:: Information supplied
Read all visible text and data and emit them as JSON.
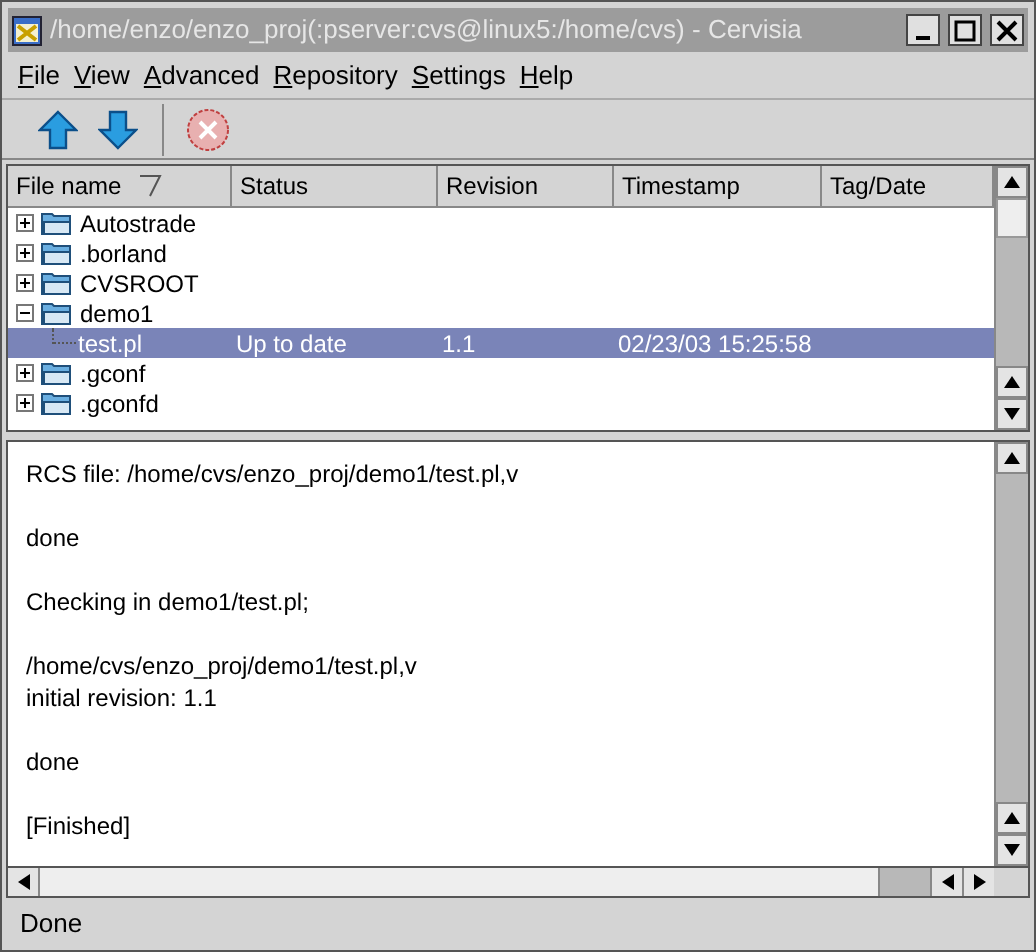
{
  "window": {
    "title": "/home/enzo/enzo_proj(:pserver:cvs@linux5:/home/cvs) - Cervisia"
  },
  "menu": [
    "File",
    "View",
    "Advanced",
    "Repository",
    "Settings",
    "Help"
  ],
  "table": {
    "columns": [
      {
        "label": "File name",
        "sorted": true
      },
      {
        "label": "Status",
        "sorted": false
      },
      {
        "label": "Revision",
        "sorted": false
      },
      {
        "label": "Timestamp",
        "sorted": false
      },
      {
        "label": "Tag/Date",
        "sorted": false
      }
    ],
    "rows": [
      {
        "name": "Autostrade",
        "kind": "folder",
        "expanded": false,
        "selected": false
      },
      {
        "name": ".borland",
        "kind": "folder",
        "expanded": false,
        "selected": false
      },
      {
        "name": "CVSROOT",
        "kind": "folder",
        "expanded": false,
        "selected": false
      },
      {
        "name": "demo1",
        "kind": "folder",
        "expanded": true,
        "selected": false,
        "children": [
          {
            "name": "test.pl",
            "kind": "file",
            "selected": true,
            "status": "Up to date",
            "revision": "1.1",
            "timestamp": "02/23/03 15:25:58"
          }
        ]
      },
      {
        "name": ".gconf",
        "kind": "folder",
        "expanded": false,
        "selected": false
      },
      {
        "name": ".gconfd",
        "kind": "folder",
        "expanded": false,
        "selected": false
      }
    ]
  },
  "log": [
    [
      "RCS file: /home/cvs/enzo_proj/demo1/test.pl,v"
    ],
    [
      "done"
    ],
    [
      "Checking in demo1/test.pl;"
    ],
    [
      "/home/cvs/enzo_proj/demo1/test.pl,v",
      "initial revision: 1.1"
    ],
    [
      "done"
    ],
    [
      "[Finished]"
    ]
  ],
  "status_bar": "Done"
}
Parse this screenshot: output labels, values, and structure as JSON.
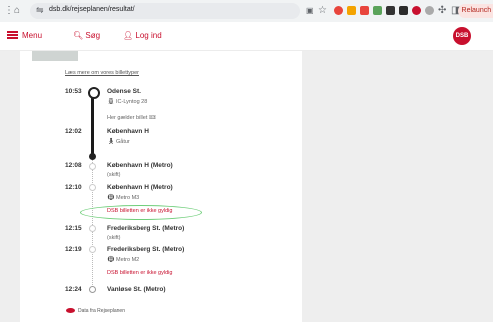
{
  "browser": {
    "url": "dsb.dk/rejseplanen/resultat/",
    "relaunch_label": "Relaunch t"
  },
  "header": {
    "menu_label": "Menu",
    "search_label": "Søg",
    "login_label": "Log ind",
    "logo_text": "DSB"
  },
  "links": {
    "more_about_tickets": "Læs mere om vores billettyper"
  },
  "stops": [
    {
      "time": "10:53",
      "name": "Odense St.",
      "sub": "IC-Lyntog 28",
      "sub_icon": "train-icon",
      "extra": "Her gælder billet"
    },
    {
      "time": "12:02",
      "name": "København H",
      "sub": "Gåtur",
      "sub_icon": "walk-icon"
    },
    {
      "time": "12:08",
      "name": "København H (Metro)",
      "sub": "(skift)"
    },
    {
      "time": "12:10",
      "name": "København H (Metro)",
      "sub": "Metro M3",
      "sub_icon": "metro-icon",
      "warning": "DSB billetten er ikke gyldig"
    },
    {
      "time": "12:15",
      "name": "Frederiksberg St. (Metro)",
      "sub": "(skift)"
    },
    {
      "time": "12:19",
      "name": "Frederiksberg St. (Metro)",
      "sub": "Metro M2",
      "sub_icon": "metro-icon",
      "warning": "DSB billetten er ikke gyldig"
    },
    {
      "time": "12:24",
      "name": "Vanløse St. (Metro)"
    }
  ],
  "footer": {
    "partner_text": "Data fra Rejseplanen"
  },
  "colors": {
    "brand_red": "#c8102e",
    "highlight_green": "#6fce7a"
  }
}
::::
Task statement: Starting with the line that holds "Parse this screenshot: output", repeat exactly every line through the end of the material above, both ends included, without the pictures.

Response:
Parse this screenshot: output labels, values, and structure as JSON.
{
  "browser": {
    "url": "dsb.dk/rejseplanen/resultat/",
    "relaunch_label": "Relaunch t"
  },
  "header": {
    "menu_label": "Menu",
    "search_label": "Søg",
    "login_label": "Log ind",
    "logo_text": "DSB"
  },
  "links": {
    "more_about_tickets": "Læs mere om vores billettyper"
  },
  "stops": [
    {
      "time": "10:53",
      "name": "Odense St.",
      "sub": "IC-Lyntog 28",
      "sub_icon": "train-icon",
      "extra": "Her gælder billet"
    },
    {
      "time": "12:02",
      "name": "København H",
      "sub": "Gåtur",
      "sub_icon": "walk-icon"
    },
    {
      "time": "12:08",
      "name": "København H (Metro)",
      "sub": "(skift)"
    },
    {
      "time": "12:10",
      "name": "København H (Metro)",
      "sub": "Metro M3",
      "sub_icon": "metro-icon",
      "warning": "DSB billetten er ikke gyldig"
    },
    {
      "time": "12:15",
      "name": "Frederiksberg St. (Metro)",
      "sub": "(skift)"
    },
    {
      "time": "12:19",
      "name": "Frederiksberg St. (Metro)",
      "sub": "Metro M2",
      "sub_icon": "metro-icon",
      "warning": "DSB billetten er ikke gyldig"
    },
    {
      "time": "12:24",
      "name": "Vanløse St. (Metro)"
    }
  ],
  "footer": {
    "partner_text": "Data fra Rejseplanen"
  },
  "colors": {
    "brand_red": "#c8102e",
    "highlight_green": "#6fce7a"
  }
}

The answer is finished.